# Written request
Determine how many lines carry the word "rear". Output that number only.
*****
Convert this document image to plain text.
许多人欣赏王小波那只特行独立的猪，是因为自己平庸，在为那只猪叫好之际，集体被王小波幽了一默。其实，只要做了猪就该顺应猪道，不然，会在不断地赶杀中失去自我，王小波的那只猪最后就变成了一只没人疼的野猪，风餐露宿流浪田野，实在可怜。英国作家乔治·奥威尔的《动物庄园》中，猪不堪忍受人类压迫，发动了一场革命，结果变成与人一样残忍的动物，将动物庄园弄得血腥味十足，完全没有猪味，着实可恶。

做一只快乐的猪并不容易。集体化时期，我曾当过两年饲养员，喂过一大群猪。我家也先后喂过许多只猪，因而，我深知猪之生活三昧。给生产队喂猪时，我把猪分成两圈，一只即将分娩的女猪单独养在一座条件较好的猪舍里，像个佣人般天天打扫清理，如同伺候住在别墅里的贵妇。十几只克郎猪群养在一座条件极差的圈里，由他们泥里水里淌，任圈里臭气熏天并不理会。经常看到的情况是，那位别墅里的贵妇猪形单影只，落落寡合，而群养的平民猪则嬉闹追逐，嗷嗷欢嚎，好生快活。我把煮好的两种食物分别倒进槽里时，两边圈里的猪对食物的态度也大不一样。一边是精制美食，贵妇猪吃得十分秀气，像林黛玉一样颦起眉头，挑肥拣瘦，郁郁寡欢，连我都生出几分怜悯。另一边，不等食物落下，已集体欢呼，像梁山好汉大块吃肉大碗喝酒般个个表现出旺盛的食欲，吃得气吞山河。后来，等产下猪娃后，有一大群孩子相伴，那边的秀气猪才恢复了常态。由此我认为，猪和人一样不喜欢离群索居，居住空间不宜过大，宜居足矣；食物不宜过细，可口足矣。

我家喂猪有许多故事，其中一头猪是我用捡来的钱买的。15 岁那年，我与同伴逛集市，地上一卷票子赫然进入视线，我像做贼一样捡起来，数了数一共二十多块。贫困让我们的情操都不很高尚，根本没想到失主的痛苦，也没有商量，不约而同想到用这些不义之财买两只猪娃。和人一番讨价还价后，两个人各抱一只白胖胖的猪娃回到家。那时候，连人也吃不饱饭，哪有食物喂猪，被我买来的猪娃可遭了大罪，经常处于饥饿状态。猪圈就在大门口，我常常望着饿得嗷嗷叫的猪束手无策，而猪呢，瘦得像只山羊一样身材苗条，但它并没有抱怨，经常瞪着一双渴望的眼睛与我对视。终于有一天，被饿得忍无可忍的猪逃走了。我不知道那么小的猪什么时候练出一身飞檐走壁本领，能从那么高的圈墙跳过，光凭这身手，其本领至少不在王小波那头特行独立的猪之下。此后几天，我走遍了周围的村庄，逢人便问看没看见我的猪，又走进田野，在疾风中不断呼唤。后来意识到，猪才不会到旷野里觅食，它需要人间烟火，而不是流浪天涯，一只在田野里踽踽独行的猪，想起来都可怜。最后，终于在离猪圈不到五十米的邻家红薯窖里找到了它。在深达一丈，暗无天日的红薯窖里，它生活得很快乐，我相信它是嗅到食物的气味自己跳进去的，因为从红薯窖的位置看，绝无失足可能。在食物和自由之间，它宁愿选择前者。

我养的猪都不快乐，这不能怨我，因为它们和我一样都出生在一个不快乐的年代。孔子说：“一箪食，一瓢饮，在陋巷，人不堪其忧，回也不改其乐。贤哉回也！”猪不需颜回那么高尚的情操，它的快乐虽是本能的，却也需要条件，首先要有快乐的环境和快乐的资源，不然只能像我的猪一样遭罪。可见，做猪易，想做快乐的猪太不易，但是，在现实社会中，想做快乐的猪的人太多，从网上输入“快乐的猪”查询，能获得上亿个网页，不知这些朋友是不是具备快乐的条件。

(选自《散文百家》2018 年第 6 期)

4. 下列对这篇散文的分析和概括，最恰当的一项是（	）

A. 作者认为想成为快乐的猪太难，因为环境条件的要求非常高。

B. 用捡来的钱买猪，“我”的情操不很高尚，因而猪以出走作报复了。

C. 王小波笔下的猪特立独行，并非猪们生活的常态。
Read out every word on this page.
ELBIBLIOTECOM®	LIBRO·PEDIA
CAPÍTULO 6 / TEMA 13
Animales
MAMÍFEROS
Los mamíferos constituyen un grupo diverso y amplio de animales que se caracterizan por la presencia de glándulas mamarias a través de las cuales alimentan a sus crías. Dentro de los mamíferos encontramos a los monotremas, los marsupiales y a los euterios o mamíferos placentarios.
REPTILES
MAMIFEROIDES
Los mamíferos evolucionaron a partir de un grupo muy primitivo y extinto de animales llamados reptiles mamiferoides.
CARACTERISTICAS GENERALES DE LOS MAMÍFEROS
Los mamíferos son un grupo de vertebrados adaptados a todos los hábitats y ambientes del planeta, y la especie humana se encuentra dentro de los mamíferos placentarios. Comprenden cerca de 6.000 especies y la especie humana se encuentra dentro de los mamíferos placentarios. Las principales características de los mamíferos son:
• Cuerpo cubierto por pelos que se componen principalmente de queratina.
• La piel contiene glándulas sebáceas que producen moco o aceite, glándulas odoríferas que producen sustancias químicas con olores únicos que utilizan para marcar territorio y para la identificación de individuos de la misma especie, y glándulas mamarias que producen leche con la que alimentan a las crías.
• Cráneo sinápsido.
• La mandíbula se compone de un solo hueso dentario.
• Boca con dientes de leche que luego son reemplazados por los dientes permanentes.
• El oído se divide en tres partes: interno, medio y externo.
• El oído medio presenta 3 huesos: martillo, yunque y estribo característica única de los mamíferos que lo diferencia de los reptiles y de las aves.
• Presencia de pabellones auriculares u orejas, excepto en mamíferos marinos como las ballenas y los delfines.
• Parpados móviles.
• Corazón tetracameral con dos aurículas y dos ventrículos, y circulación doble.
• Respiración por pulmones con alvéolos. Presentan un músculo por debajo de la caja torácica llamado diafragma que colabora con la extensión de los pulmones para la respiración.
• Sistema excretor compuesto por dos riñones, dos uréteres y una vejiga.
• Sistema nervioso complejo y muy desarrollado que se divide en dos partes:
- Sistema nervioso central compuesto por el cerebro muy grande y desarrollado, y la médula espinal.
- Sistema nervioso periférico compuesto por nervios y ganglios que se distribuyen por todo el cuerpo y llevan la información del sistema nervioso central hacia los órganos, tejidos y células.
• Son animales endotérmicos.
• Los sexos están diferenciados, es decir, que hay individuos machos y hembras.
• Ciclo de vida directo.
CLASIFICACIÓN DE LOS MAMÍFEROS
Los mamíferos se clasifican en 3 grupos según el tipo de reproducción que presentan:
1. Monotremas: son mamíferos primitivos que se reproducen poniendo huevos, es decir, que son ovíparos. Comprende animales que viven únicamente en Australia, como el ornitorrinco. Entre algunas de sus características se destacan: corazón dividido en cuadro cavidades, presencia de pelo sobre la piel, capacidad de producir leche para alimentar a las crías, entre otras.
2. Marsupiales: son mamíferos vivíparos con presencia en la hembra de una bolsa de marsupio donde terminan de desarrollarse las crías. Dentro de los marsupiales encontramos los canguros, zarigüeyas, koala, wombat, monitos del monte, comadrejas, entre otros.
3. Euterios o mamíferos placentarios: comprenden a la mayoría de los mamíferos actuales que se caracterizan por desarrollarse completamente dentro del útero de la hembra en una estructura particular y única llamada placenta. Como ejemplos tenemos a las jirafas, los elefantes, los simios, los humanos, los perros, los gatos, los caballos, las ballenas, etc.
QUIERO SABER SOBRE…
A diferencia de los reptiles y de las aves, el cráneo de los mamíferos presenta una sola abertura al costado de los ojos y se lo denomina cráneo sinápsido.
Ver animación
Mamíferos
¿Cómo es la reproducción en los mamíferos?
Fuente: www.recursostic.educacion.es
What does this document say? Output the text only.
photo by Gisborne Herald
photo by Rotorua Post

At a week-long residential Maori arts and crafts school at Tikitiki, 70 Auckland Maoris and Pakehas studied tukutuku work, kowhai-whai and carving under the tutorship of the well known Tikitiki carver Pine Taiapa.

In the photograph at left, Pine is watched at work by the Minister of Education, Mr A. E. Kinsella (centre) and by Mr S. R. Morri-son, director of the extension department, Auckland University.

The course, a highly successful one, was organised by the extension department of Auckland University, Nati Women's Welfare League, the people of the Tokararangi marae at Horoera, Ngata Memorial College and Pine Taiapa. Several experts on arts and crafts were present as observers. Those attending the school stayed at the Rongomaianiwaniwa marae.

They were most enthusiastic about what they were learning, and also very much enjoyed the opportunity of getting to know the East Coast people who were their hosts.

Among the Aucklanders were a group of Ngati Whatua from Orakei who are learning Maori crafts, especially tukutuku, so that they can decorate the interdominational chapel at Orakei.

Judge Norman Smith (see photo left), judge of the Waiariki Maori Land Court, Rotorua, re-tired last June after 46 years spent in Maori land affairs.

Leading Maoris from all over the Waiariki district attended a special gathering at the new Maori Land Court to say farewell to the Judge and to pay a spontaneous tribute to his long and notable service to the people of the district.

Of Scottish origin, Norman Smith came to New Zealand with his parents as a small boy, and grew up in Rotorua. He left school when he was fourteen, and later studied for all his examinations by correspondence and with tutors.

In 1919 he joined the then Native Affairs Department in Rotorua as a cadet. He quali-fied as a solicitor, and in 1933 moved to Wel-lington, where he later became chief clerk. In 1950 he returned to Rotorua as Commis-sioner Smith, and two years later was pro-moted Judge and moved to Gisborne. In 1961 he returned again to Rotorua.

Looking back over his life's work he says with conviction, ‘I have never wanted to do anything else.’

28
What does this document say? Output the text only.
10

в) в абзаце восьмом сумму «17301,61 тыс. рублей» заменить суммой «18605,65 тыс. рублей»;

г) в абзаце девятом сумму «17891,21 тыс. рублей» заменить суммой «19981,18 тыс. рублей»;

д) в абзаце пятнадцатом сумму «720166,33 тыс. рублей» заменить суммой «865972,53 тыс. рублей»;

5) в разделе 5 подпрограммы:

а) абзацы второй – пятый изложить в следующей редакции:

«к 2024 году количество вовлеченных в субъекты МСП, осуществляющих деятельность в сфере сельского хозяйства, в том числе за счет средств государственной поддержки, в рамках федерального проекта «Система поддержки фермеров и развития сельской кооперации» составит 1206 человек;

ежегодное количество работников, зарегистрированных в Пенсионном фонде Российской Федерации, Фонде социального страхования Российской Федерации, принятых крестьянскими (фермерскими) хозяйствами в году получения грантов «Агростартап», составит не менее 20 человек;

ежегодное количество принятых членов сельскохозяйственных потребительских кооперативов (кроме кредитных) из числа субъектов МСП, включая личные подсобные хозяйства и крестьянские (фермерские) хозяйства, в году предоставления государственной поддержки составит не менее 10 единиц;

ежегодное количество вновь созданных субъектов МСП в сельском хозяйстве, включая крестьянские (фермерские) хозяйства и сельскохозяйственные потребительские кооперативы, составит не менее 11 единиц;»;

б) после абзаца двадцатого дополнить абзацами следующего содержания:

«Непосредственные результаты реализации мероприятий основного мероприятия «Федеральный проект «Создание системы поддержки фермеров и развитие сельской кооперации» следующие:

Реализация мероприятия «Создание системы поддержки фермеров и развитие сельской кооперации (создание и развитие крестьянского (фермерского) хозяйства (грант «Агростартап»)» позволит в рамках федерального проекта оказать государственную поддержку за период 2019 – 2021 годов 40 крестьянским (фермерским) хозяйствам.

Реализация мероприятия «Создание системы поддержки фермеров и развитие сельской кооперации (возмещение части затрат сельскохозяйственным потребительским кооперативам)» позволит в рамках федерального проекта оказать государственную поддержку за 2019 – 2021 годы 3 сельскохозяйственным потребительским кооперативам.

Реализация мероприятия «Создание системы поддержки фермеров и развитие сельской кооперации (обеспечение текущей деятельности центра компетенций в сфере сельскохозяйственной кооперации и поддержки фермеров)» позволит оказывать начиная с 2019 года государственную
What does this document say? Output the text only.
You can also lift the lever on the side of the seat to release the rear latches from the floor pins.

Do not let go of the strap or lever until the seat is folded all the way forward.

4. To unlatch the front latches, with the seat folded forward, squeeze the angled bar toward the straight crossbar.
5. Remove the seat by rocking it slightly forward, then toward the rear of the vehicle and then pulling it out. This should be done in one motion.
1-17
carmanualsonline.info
*****
# Written answer
2